Repeat the data that follows, word for word, without the images.
__________________________________________________
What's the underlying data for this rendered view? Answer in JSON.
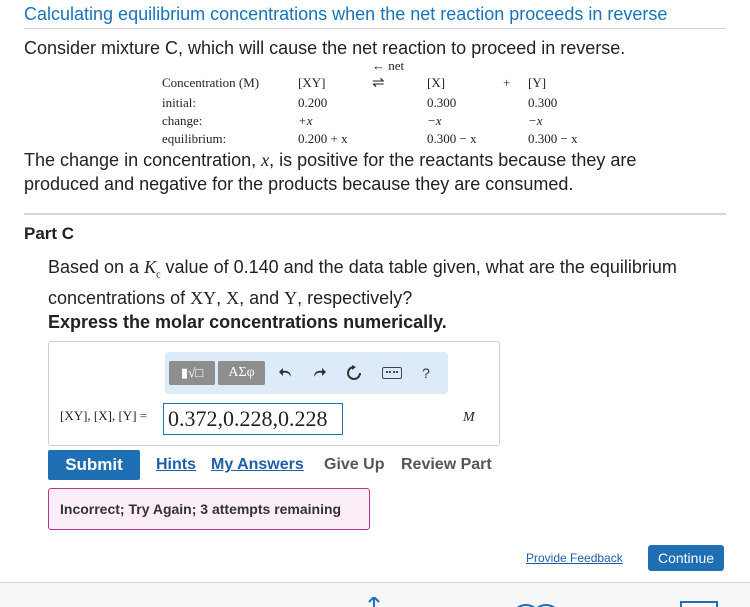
{
  "title": "Calculating equilibrium concentrations when the net reaction proceeds in reverse",
  "intro": "Consider mixture C, which will cause the net reaction to proceed in reverse.",
  "ice_table": {
    "direction_label": "← net",
    "equilibrium_arrow": "⇌",
    "plus": "+",
    "headers": [
      "Concentration (M)",
      "[XY]",
      "[X]",
      "[Y]"
    ],
    "rows": [
      {
        "label": "initial:",
        "xy": "0.200",
        "x": "0.300",
        "y": "0.300"
      },
      {
        "label": "change:",
        "xy": "+x",
        "x": "−x",
        "y": "−x"
      },
      {
        "label": "equilibrium:",
        "xy": "0.200 + x",
        "x": "0.300 − x",
        "y": "0.300 − x"
      }
    ]
  },
  "explanation": {
    "part1": "The change in concentration, ",
    "var": "x",
    "part2": ", is positive for the reactants because they are produced and negative for the products because they are consumed."
  },
  "part": {
    "title": "Part C",
    "question_a": "Based on a ",
    "question_k": "Kc",
    "question_b": " value of 0.140 and the data table given, what are the equilibrium concentrations of ",
    "species_1": "XY",
    "question_sep1": ", ",
    "species_2": "X",
    "question_sep2": ", and ",
    "species_3": "Y",
    "question_end": ", respectively?",
    "instruction": "Express the molar concentrations numerically."
  },
  "toolbar": {
    "templates_label": "▮√□",
    "greek_label": "ΑΣφ",
    "undo_icon": "↶",
    "redo_icon": "↷",
    "reset_icon": "↻",
    "help_label": "?"
  },
  "answer": {
    "label": "[XY], [X], [Y] =",
    "value": "0.372,0.228,0.228",
    "unit": "M"
  },
  "actions": {
    "submit": "Submit",
    "hints": "Hints",
    "my_answers": "My Answers",
    "give_up": "Give Up",
    "review_part": "Review Part"
  },
  "feedback": "Incorrect; Try Again; 3 attempts remaining",
  "footer": {
    "provide_feedback": "Provide Feedback",
    "continue": "Continue"
  },
  "colors": {
    "link_blue": "#1f5fa8",
    "button_blue": "#1f6fb5",
    "title_blue": "#1a73b8",
    "feedback_border": "#b4358a",
    "feedback_bg": "#fbeef8",
    "toolbar_bg": "#ddeaf8"
  }
}
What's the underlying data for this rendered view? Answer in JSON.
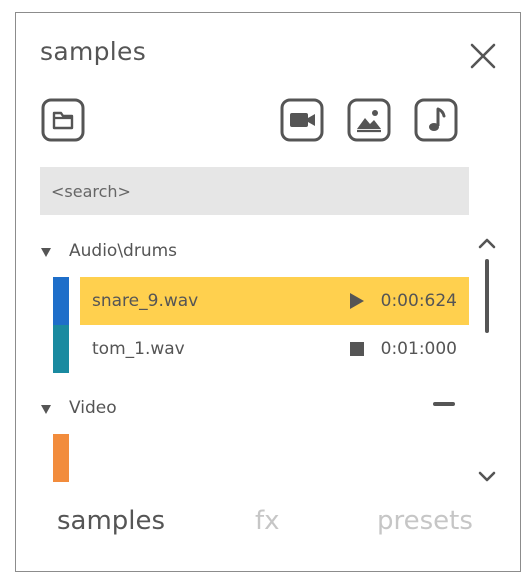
{
  "panel": {
    "title": "samples"
  },
  "toolbar": {
    "icons": [
      "folder-icon",
      "video-camera-icon",
      "image-icon",
      "music-note-icon"
    ]
  },
  "search": {
    "text": "<search>"
  },
  "groups": [
    {
      "label": "Audio\\drums",
      "items": [
        {
          "name": "snare_9.wav",
          "time": "0:00:624",
          "state": "playing",
          "color": "#1e6ec9",
          "selected": true
        },
        {
          "name": "tom_1.wav",
          "time": "0:01:000",
          "state": "stopped",
          "color": "#1a8aa0",
          "selected": false
        }
      ]
    },
    {
      "label": "Video",
      "items": [
        {
          "color": "#f28c3c"
        }
      ]
    }
  ],
  "tabs": [
    {
      "label": "samples",
      "active": true
    },
    {
      "label": "fx",
      "active": false
    },
    {
      "label": "presets",
      "active": false
    }
  ],
  "colors": {
    "selection": "#ffd04e",
    "icon": "#555555",
    "search_bg": "#e6e6e6",
    "inactive_tab": "#c6c6c6"
  }
}
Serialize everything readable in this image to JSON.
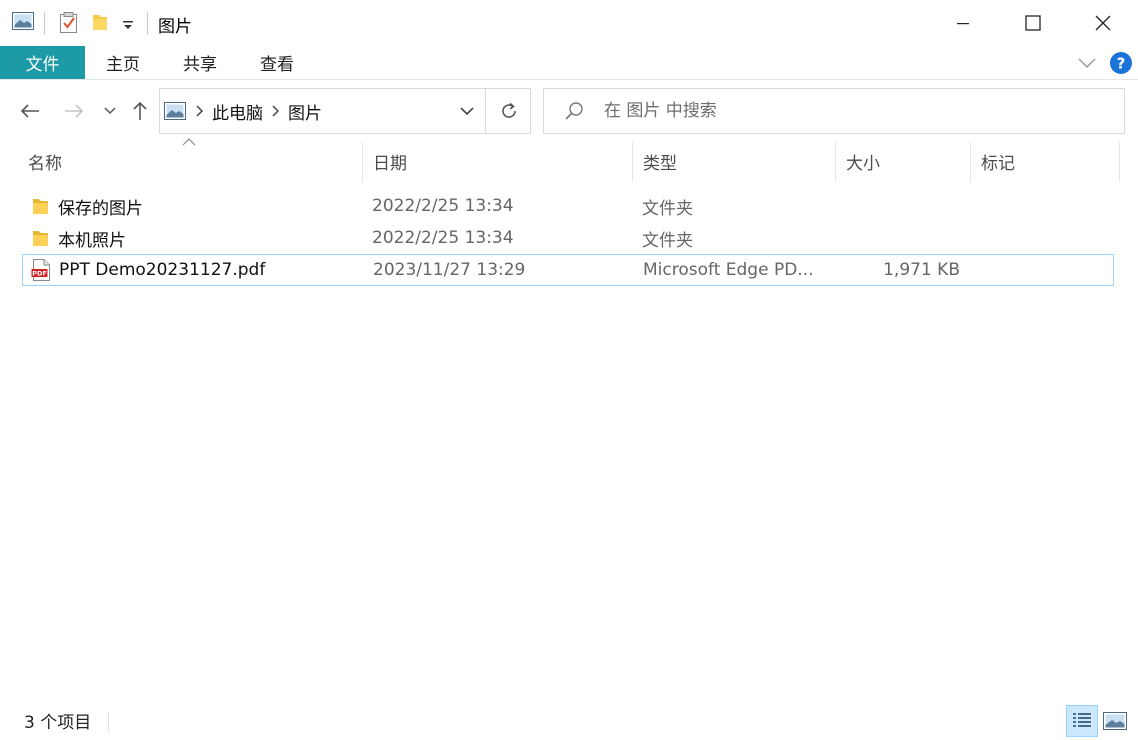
{
  "window": {
    "title": "图片"
  },
  "ribbon": {
    "tabs": [
      {
        "label": "文件"
      },
      {
        "label": "主页"
      },
      {
        "label": "共享"
      },
      {
        "label": "查看"
      }
    ],
    "help_label": "?"
  },
  "nav": {
    "breadcrumb": [
      "此电脑",
      "图片"
    ]
  },
  "search": {
    "placeholder": "在 图片 中搜索"
  },
  "columns": [
    {
      "label": "名称"
    },
    {
      "label": "日期"
    },
    {
      "label": "类型"
    },
    {
      "label": "大小"
    },
    {
      "label": "标记"
    }
  ],
  "files": [
    {
      "name": "保存的图片",
      "date": "2022/2/25 13:34",
      "type": "文件夹",
      "size": "",
      "icon": "folder-icon"
    },
    {
      "name": "本机照片",
      "date": "2022/2/25 13:34",
      "type": "文件夹",
      "size": "",
      "icon": "folder-icon"
    },
    {
      "name": "PPT Demo20231127.pdf",
      "date": "2023/11/27 13:29",
      "type": "Microsoft Edge PD...",
      "size": "1,971 KB",
      "icon": "pdf-file-icon",
      "selected": true
    }
  ],
  "status": {
    "item_count": "3 个项目"
  },
  "colors": {
    "accent": "#1c9aa6",
    "selection_border": "#99d1ff",
    "help_blue": "#1a73d9"
  }
}
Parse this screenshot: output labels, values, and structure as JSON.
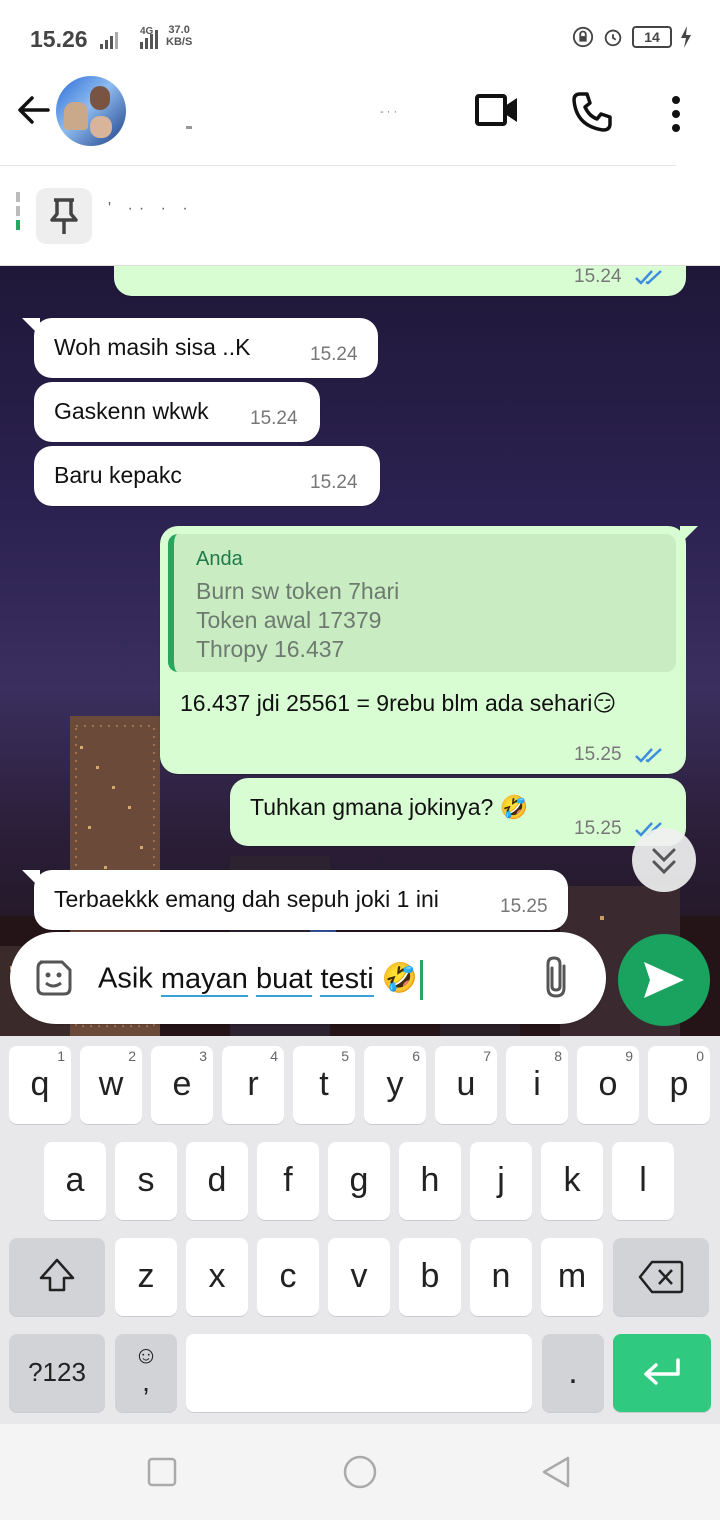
{
  "status_bar": {
    "time": "15.26",
    "network": "4G",
    "speed": "37.0",
    "speed_unit": "KB/S",
    "battery": "14"
  },
  "header": {
    "contact_name": "- · ·"
  },
  "pinned": {
    "text": "' ·· ·  ·"
  },
  "messages": [
    {
      "id": "m0",
      "direction": "out",
      "text": "",
      "time": "15.24",
      "status": "read"
    },
    {
      "id": "m1",
      "direction": "in",
      "text": "Woh masih sisa ..K",
      "time": "15.24"
    },
    {
      "id": "m2",
      "direction": "in",
      "text": "Gaskenn wkwk",
      "time": "15.24"
    },
    {
      "id": "m3",
      "direction": "in",
      "text": "Baru kepakc",
      "time": "15.24"
    },
    {
      "id": "m4",
      "direction": "out",
      "quote": {
        "author": "Anda",
        "lines": [
          "Burn sw token 7hari",
          "Token awal 17379",
          "Thropy 16.437"
        ]
      },
      "text": "16.437 jdi 25561 = 9rebu blm ada sehari😏",
      "time": "15.25",
      "status": "read"
    },
    {
      "id": "m5",
      "direction": "out",
      "text": "Tuhkan gmana jokinya? 🤣",
      "time": "15.25",
      "status": "read"
    },
    {
      "id": "m6",
      "direction": "in",
      "text": "Terbaekkk emang dah sepuh joki 1 ini",
      "time": "15.25"
    }
  ],
  "composer": {
    "word1": "Asik",
    "word2": "mayan",
    "word3": "buat",
    "word4": "testi",
    "emoji": "🤣"
  },
  "keyboard": {
    "row1": [
      {
        "key": "q",
        "hint": "1"
      },
      {
        "key": "w",
        "hint": "2"
      },
      {
        "key": "e",
        "hint": "3"
      },
      {
        "key": "r",
        "hint": "4"
      },
      {
        "key": "t",
        "hint": "5"
      },
      {
        "key": "y",
        "hint": "6"
      },
      {
        "key": "u",
        "hint": "7"
      },
      {
        "key": "i",
        "hint": "8"
      },
      {
        "key": "o",
        "hint": "9"
      },
      {
        "key": "p",
        "hint": "0"
      }
    ],
    "row2": [
      "a",
      "s",
      "d",
      "f",
      "g",
      "h",
      "j",
      "k",
      "l"
    ],
    "row3": [
      "z",
      "x",
      "c",
      "v",
      "b",
      "n",
      "m"
    ],
    "symbols": "?123",
    "comma": ",",
    "emoji_key": "☺",
    "period": "."
  },
  "colors": {
    "accent": "#1aa35e",
    "bubble_out": "#d9fdd3",
    "bubble_in": "#ffffff",
    "read_tick": "#3b8de0"
  }
}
__________________________________________________
> **Result for this task**
What's the underlying data for this rendered view? Answer in JSON.
{
  "title": "Calculating equilibrium concentrations when the net reaction proceeds in reverse",
  "intro": "Consider mixture C, which will cause the net reaction to proceed in reverse.",
  "ice_table": {
    "direction_label": "← net",
    "equilibrium_arrow": "⇌",
    "plus": "+",
    "headers": [
      "Concentration (M)",
      "[XY]",
      "[X]",
      "[Y]"
    ],
    "rows": [
      {
        "label": "initial:",
        "xy": "0.200",
        "x": "0.300",
        "y": "0.300"
      },
      {
        "label": "change:",
        "xy": "+x",
        "x": "−x",
        "y": "−x"
      },
      {
        "label": "equilibrium:",
        "xy": "0.200 + x",
        "x": "0.300 − x",
        "y": "0.300 − x"
      }
    ]
  },
  "explanation": {
    "part1": "The change in concentration, ",
    "var": "x",
    "part2": ", is positive for the reactants because they are produced and negative for the products because they are consumed."
  },
  "part": {
    "title": "Part C",
    "question_a": "Based on a ",
    "question_k": "Kc",
    "question_b": " value of 0.140 and the data table given, what are the equilibrium concentrations of ",
    "species_1": "XY",
    "question_sep1": ", ",
    "species_2": "X",
    "question_sep2": ", and ",
    "species_3": "Y",
    "question_end": ", respectively?",
    "instruction": "Express the molar concentrations numerically."
  },
  "toolbar": {
    "templates_label": "▮√□",
    "greek_label": "ΑΣφ",
    "undo_icon": "↶",
    "redo_icon": "↷",
    "reset_icon": "↻",
    "help_label": "?"
  },
  "answer": {
    "label": "[XY], [X], [Y] =",
    "value": "0.372,0.228,0.228",
    "unit": "M"
  },
  "actions": {
    "submit": "Submit",
    "hints": "Hints",
    "my_answers": "My Answers",
    "give_up": "Give Up",
    "review_part": "Review Part"
  },
  "feedback": "Incorrect; Try Again; 3 attempts remaining",
  "footer": {
    "provide_feedback": "Provide Feedback",
    "continue": "Continue"
  },
  "colors": {
    "link_blue": "#1f5fa8",
    "button_blue": "#1f6fb5",
    "title_blue": "#1a73b8",
    "feedback_border": "#b4358a",
    "feedback_bg": "#fbeef8",
    "toolbar_bg": "#ddeaf8"
  }
}
What's the underlying data for this rendered view? Answer in JSON.
{
  "panel": {
    "title": "samples"
  },
  "toolbar": {
    "icons": [
      "folder-icon",
      "video-camera-icon",
      "image-icon",
      "music-note-icon"
    ]
  },
  "search": {
    "text": "<search>"
  },
  "groups": [
    {
      "label": "Audio\\drums",
      "items": [
        {
          "name": "snare_9.wav",
          "time": "0:00:624",
          "state": "playing",
          "color": "#1e6ec9",
          "selected": true
        },
        {
          "name": "tom_1.wav",
          "time": "0:01:000",
          "state": "stopped",
          "color": "#1a8aa0",
          "selected": false
        }
      ]
    },
    {
      "label": "Video",
      "items": [
        {
          "color": "#f28c3c"
        }
      ]
    }
  ],
  "tabs": [
    {
      "label": "samples",
      "active": true
    },
    {
      "label": "fx",
      "active": false
    },
    {
      "label": "presets",
      "active": false
    }
  ],
  "colors": {
    "selection": "#ffd04e",
    "icon": "#555555",
    "search_bg": "#e6e6e6",
    "inactive_tab": "#c6c6c6"
  }
}
Serialize everything readable in this image to JSON.
{
  "window": {
    "title": "图片"
  },
  "ribbon": {
    "tabs": [
      {
        "label": "文件"
      },
      {
        "label": "主页"
      },
      {
        "label": "共享"
      },
      {
        "label": "查看"
      }
    ],
    "help_label": "?"
  },
  "nav": {
    "breadcrumb": [
      "此电脑",
      "图片"
    ]
  },
  "search": {
    "placeholder": "在 图片 中搜索"
  },
  "columns": [
    {
      "label": "名称"
    },
    {
      "label": "日期"
    },
    {
      "label": "类型"
    },
    {
      "label": "大小"
    },
    {
      "label": "标记"
    }
  ],
  "files": [
    {
      "name": "保存的图片",
      "date": "2022/2/25 13:34",
      "type": "文件夹",
      "size": "",
      "icon": "folder-icon"
    },
    {
      "name": "本机照片",
      "date": "2022/2/25 13:34",
      "type": "文件夹",
      "size": "",
      "icon": "folder-icon"
    },
    {
      "name": "PPT Demo20231127.pdf",
      "date": "2023/11/27 13:29",
      "type": "Microsoft Edge PD...",
      "size": "1,971 KB",
      "icon": "pdf-file-icon",
      "selected": true
    }
  ],
  "status": {
    "item_count": "3 个项目"
  },
  "colors": {
    "accent": "#1c9aa6",
    "selection_border": "#99d1ff",
    "help_blue": "#1a73d9"
  }
}
Parse this screenshot: output labels, values, and structure as JSON.
{
  "status_bar": {
    "time": "15.26",
    "network": "4G",
    "speed": "37.0",
    "speed_unit": "KB/S",
    "battery": "14"
  },
  "header": {
    "contact_name": "- · ·"
  },
  "pinned": {
    "text": "' ·· ·  ·"
  },
  "messages": [
    {
      "id": "m0",
      "direction": "out",
      "text": "",
      "time": "15.24",
      "status": "read"
    },
    {
      "id": "m1",
      "direction": "in",
      "text": "Woh masih sisa ..K",
      "time": "15.24"
    },
    {
      "id": "m2",
      "direction": "in",
      "text": "Gaskenn wkwk",
      "time": "15.24"
    },
    {
      "id": "m3",
      "direction": "in",
      "text": "Baru kepakc",
      "time": "15.24"
    },
    {
      "id": "m4",
      "direction": "out",
      "quote": {
        "author": "Anda",
        "lines": [
          "Burn sw token 7hari",
          "Token awal 17379",
          "Thropy 16.437"
        ]
      },
      "text": "16.437 jdi 25561 = 9rebu blm ada sehari😏",
      "time": "15.25",
      "status": "read"
    },
    {
      "id": "m5",
      "direction": "out",
      "text": "Tuhkan gmana jokinya? 🤣",
      "time": "15.25",
      "status": "read"
    },
    {
      "id": "m6",
      "direction": "in",
      "text": "Terbaekkk emang dah sepuh joki 1 ini",
      "time": "15.25"
    }
  ],
  "composer": {
    "word1": "Asik",
    "word2": "mayan",
    "word3": "buat",
    "word4": "testi",
    "emoji": "🤣"
  },
  "keyboard": {
    "row1": [
      {
        "key": "q",
        "hint": "1"
      },
      {
        "key": "w",
        "hint": "2"
      },
      {
        "key": "e",
        "hint": "3"
      },
      {
        "key": "r",
        "hint": "4"
      },
      {
        "key": "t",
        "hint": "5"
      },
      {
        "key": "y",
        "hint": "6"
      },
      {
        "key": "u",
        "hint": "7"
      },
      {
        "key": "i",
        "hint": "8"
      },
      {
        "key": "o",
        "hint": "9"
      },
      {
        "key": "p",
        "hint": "0"
      }
    ],
    "row2": [
      "a",
      "s",
      "d",
      "f",
      "g",
      "h",
      "j",
      "k",
      "l"
    ],
    "row3": [
      "z",
      "x",
      "c",
      "v",
      "b",
      "n",
      "m"
    ],
    "symbols": "?123",
    "comma": ",",
    "emoji_key": "☺",
    "period": "."
  },
  "colors": {
    "accent": "#1aa35e",
    "bubble_out": "#d9fdd3",
    "bubble_in": "#ffffff",
    "read_tick": "#3b8de0"
  }
}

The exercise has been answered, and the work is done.